## Work instructions
Find every line in the records below that holds the word "niet" and copy it.

*** Records for this task ***

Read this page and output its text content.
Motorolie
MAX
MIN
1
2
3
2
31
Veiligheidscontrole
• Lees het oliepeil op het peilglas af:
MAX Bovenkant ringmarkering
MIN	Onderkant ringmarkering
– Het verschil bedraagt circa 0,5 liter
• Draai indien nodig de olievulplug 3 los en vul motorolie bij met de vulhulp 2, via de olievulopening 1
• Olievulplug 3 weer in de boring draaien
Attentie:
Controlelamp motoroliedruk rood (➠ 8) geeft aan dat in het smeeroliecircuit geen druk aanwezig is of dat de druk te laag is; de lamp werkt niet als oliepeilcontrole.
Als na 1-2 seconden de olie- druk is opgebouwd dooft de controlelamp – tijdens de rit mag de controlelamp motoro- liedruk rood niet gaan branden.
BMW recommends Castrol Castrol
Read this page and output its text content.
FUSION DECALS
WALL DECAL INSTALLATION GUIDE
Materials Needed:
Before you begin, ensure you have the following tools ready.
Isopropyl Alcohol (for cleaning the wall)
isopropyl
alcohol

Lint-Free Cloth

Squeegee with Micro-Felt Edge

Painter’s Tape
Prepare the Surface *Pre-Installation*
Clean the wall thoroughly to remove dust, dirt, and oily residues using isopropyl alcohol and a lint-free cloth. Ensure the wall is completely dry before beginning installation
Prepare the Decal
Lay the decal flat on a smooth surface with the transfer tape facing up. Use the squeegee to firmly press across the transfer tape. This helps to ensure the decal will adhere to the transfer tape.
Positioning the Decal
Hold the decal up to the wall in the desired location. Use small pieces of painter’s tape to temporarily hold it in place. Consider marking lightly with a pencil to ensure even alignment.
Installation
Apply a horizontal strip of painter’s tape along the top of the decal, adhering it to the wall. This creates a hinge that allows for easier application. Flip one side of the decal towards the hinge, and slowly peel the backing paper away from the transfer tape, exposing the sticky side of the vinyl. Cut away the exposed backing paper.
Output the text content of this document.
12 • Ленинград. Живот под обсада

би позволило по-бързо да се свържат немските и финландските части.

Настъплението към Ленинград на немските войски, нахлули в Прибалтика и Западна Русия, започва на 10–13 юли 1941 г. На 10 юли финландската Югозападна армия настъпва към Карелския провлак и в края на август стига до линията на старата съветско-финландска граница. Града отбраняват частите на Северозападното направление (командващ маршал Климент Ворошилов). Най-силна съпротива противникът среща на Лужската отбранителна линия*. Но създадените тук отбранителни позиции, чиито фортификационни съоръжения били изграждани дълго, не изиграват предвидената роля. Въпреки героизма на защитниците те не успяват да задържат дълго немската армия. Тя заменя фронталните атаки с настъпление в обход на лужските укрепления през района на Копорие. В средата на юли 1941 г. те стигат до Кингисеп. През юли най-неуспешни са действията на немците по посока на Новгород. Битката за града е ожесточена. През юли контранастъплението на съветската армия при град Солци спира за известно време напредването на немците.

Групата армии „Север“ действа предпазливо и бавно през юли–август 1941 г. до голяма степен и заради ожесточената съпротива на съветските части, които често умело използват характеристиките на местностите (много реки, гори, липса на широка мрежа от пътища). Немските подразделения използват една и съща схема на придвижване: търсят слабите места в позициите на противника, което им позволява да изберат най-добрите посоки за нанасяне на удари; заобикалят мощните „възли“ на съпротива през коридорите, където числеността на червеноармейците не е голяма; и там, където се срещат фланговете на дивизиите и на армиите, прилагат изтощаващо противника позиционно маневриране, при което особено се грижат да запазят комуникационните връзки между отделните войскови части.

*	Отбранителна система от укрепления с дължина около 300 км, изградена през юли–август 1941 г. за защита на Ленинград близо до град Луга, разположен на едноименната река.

***

## Answer to this task
Controlelamp motoroliedruk rood (➠ 8) geeft aan dat in het smeeroliecircuit geen druk aanwezig is of dat de druk te laag is; de lamp werkt niet als oliepeilcontrole.
Als na 1-2 seconden de olie- druk is opgebouwd dooft de controlelamp – tijdens de rit mag de controlelamp motoro- liedruk rood niet gaan branden.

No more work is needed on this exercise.